━━━━━ GIVEN RECORDS

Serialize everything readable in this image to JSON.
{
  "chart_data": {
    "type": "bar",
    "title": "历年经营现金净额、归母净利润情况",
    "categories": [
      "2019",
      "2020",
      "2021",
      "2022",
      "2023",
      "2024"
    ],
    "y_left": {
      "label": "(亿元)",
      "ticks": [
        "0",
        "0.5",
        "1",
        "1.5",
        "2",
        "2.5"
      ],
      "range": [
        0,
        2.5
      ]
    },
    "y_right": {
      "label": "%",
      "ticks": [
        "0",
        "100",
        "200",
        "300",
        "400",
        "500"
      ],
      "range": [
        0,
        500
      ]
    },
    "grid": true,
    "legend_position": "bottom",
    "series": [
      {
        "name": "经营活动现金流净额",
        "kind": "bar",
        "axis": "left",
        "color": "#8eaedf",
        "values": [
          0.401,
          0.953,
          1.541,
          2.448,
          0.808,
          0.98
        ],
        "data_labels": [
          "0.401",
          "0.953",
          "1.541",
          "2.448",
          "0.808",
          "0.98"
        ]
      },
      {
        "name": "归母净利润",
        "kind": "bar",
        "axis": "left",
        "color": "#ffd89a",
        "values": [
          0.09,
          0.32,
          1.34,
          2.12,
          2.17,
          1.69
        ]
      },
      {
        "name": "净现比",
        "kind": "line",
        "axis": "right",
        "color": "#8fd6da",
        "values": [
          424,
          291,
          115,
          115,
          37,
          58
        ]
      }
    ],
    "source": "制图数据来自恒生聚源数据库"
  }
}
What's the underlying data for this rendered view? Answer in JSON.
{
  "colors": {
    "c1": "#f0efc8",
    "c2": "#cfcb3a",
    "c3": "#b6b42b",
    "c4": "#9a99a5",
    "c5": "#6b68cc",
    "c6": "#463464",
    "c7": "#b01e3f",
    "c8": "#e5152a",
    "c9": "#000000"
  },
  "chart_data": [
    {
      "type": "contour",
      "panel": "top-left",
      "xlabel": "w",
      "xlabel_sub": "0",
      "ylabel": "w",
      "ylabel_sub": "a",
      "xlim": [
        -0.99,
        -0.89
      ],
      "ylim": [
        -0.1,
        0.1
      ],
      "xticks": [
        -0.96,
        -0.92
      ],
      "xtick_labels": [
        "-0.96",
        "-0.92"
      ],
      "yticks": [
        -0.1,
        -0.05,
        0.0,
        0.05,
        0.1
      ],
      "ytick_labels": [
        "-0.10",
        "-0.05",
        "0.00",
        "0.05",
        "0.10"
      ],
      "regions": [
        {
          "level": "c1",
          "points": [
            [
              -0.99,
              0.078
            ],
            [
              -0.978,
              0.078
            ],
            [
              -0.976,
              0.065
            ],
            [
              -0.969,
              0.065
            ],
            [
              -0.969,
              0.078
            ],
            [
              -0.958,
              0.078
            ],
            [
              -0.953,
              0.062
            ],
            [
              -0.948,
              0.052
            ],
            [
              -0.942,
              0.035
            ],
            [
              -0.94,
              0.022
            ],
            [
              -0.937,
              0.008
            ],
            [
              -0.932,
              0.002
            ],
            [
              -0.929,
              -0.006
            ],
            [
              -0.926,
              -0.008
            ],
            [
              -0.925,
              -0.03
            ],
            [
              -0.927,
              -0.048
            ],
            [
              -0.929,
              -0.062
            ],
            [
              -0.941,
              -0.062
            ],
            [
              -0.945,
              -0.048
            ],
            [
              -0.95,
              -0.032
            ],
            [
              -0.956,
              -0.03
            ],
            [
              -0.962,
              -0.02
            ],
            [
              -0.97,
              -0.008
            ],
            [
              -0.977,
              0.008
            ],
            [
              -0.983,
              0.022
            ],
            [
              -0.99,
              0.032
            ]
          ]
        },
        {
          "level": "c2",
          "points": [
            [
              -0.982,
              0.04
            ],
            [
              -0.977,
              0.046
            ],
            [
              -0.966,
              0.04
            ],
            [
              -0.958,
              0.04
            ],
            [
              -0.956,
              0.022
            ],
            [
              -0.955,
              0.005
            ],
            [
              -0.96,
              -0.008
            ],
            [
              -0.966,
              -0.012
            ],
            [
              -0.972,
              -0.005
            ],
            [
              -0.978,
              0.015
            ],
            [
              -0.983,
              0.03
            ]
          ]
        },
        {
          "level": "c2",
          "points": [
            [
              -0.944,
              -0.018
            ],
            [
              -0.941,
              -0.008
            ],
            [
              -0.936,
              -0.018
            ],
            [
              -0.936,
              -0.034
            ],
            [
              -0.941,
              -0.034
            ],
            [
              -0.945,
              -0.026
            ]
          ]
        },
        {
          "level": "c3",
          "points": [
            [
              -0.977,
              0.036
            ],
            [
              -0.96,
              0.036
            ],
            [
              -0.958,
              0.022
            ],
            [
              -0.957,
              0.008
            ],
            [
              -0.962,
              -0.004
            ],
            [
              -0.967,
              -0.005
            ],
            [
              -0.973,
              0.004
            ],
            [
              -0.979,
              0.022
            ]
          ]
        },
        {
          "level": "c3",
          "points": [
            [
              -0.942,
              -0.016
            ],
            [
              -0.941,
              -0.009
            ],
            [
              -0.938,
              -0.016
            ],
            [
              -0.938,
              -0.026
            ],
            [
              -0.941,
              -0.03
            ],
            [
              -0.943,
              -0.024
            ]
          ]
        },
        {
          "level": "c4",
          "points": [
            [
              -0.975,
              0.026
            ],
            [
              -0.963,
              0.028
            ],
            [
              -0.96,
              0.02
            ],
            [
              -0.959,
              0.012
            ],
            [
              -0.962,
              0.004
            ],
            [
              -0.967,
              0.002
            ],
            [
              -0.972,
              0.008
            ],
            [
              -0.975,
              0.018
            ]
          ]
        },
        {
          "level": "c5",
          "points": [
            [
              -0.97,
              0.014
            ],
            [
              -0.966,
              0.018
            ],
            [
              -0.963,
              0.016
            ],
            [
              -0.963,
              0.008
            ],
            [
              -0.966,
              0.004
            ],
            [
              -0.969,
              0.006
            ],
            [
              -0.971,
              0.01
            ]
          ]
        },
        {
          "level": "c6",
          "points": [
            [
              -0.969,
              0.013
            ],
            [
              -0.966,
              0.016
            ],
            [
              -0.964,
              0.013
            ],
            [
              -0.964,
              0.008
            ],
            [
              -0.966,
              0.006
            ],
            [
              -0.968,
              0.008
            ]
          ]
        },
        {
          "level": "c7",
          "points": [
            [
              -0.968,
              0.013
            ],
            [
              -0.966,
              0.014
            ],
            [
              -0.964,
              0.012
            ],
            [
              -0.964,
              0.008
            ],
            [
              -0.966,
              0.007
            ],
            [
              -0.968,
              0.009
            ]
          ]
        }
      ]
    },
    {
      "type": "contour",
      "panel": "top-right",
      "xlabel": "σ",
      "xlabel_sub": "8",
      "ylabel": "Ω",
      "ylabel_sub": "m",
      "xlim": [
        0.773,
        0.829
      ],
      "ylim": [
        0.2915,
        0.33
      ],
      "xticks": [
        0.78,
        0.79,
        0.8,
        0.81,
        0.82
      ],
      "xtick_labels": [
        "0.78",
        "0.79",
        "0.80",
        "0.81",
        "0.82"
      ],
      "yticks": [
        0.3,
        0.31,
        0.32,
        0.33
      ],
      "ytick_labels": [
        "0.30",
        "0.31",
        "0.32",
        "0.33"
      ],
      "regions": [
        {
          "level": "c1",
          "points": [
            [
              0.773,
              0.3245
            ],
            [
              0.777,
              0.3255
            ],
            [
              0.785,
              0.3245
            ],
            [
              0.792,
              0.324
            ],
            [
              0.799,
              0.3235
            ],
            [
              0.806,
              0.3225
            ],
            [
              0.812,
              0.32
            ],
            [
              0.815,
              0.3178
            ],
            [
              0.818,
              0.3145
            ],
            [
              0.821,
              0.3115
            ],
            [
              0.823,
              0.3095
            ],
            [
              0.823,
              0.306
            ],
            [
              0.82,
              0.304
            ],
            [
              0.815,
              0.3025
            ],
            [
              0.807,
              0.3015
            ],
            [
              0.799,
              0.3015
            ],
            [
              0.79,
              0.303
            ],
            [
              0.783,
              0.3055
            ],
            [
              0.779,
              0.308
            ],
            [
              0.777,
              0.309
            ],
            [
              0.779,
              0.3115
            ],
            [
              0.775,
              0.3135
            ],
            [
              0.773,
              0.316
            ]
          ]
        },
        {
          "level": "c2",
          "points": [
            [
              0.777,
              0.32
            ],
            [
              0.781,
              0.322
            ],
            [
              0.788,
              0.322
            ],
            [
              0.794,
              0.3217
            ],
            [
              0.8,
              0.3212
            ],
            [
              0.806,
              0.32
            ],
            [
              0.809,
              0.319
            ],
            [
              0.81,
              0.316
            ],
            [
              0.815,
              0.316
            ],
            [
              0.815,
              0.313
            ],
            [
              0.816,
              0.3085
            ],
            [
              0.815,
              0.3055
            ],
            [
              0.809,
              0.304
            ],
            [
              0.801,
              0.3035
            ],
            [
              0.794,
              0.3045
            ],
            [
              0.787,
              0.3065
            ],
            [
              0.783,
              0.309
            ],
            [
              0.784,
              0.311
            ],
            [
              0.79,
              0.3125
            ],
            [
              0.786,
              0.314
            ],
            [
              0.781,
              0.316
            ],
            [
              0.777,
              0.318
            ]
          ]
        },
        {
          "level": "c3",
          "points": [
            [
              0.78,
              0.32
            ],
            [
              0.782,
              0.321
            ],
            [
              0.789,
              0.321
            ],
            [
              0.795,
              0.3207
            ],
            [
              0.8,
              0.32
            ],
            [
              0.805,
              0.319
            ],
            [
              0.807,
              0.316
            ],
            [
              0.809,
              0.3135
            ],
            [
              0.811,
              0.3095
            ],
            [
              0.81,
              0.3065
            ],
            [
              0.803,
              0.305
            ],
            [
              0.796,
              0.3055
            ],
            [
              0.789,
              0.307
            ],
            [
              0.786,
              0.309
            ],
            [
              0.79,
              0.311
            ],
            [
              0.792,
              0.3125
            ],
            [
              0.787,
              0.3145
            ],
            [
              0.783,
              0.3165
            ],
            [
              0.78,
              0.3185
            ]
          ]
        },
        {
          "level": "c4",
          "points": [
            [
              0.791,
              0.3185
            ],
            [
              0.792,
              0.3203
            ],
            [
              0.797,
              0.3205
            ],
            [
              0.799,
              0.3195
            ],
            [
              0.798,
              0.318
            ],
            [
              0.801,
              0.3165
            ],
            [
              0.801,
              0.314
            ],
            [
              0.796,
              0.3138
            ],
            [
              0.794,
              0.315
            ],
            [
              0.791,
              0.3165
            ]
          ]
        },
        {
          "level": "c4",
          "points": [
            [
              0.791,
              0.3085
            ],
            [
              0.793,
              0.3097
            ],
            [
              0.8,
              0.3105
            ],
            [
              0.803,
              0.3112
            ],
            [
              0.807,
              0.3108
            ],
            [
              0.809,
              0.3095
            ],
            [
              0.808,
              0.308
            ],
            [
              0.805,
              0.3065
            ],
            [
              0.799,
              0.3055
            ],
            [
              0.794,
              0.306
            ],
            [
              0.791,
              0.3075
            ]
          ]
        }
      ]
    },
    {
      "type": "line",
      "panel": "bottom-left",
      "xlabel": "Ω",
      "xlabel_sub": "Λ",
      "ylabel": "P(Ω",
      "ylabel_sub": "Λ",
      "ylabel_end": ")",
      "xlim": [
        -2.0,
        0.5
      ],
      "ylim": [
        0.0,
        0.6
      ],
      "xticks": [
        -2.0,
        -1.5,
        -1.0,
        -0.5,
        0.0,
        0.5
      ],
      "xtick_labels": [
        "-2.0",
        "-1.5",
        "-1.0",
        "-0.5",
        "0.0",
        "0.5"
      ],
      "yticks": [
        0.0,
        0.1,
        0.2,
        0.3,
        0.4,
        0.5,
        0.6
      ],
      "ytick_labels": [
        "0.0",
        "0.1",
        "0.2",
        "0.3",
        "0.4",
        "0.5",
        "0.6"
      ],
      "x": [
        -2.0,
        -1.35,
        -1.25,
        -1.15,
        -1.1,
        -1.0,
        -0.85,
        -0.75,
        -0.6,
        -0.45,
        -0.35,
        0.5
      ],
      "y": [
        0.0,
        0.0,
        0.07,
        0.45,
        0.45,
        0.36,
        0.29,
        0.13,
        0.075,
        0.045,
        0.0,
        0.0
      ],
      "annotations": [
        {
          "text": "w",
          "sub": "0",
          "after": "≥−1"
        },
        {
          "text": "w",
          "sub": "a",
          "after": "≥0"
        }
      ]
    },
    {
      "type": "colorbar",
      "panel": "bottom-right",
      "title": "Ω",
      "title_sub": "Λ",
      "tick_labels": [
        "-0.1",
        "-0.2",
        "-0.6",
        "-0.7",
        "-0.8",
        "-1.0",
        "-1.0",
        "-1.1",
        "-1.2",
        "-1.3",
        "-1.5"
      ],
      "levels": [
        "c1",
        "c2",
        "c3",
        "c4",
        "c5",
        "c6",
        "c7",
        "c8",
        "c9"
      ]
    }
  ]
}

━━━━━━━━━━

PROBLEM DESCRIPTION »
Look above for every line with the word "bottom" and copy it.

ANSWER IN FULL »
    "legend_position": "bottom",
      "panel": "bottom-left",
      "panel": "bottom-right",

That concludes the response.